START Provided data

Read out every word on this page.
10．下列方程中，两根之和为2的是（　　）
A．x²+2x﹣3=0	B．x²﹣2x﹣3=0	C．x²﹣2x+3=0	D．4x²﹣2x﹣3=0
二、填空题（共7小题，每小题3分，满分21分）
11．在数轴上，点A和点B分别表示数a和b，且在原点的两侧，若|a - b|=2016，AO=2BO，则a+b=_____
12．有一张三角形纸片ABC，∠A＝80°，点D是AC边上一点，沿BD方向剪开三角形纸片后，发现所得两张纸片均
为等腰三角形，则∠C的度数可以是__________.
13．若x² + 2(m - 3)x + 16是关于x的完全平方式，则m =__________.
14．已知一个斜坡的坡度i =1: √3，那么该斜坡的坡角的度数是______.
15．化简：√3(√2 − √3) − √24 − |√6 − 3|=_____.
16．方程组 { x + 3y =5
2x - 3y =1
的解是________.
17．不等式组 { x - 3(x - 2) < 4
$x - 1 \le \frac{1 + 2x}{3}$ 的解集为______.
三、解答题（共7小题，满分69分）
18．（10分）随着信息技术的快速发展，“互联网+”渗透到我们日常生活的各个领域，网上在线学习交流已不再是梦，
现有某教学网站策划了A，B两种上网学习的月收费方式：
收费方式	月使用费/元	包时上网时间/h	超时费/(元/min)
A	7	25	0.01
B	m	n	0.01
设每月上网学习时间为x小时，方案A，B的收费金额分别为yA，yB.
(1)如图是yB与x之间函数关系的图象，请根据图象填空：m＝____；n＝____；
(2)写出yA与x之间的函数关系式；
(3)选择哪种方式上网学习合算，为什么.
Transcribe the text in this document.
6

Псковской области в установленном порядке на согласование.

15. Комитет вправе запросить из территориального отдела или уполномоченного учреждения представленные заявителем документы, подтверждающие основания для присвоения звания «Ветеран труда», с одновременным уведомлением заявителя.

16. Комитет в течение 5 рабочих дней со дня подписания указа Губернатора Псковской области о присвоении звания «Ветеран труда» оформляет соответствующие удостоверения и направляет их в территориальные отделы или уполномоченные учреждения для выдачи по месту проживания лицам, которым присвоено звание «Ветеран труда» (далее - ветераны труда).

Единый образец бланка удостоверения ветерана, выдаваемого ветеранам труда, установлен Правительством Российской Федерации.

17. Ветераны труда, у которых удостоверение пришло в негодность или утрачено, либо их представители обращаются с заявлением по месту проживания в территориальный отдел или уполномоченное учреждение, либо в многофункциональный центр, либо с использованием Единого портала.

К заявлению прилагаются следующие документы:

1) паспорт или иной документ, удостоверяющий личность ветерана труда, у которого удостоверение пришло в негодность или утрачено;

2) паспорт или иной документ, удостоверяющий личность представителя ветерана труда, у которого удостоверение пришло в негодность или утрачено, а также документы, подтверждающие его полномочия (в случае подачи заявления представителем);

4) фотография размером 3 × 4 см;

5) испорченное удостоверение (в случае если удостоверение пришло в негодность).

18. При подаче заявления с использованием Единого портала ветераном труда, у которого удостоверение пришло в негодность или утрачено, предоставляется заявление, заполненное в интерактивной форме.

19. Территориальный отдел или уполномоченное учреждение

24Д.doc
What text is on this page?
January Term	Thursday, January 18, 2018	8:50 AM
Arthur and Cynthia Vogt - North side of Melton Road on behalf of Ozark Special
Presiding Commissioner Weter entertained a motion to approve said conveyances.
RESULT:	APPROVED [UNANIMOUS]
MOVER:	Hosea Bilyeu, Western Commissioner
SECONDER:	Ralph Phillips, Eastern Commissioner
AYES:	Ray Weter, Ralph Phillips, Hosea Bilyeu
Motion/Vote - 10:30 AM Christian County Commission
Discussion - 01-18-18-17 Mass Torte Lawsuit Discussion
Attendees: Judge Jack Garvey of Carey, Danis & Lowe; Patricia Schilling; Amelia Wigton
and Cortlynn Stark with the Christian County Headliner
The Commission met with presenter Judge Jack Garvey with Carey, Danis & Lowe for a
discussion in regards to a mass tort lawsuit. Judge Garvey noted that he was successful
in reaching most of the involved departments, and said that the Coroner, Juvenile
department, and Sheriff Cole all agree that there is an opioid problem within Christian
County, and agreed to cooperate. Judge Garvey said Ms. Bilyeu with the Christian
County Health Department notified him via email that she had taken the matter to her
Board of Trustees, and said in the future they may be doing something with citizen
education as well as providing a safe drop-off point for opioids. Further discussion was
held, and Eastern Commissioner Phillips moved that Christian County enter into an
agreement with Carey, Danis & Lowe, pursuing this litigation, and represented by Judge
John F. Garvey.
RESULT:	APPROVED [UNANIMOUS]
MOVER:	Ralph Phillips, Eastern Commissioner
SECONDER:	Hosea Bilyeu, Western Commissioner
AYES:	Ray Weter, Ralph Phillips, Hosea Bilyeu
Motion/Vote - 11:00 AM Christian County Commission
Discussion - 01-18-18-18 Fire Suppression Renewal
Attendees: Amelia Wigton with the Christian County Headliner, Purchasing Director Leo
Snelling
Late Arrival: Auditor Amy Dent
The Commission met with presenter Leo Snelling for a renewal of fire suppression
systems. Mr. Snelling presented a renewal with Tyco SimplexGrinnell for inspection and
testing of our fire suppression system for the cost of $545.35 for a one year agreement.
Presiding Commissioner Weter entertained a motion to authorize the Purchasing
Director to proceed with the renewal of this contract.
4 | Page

END Provided data

Locate the word "Purchasing" in the records above, and return each line that has it.

Attendees: Amelia Wigton with the Christian County Headliner, Purchasing Director Leo
Presiding Commissioner Weter entertained a motion to authorize the Purchasing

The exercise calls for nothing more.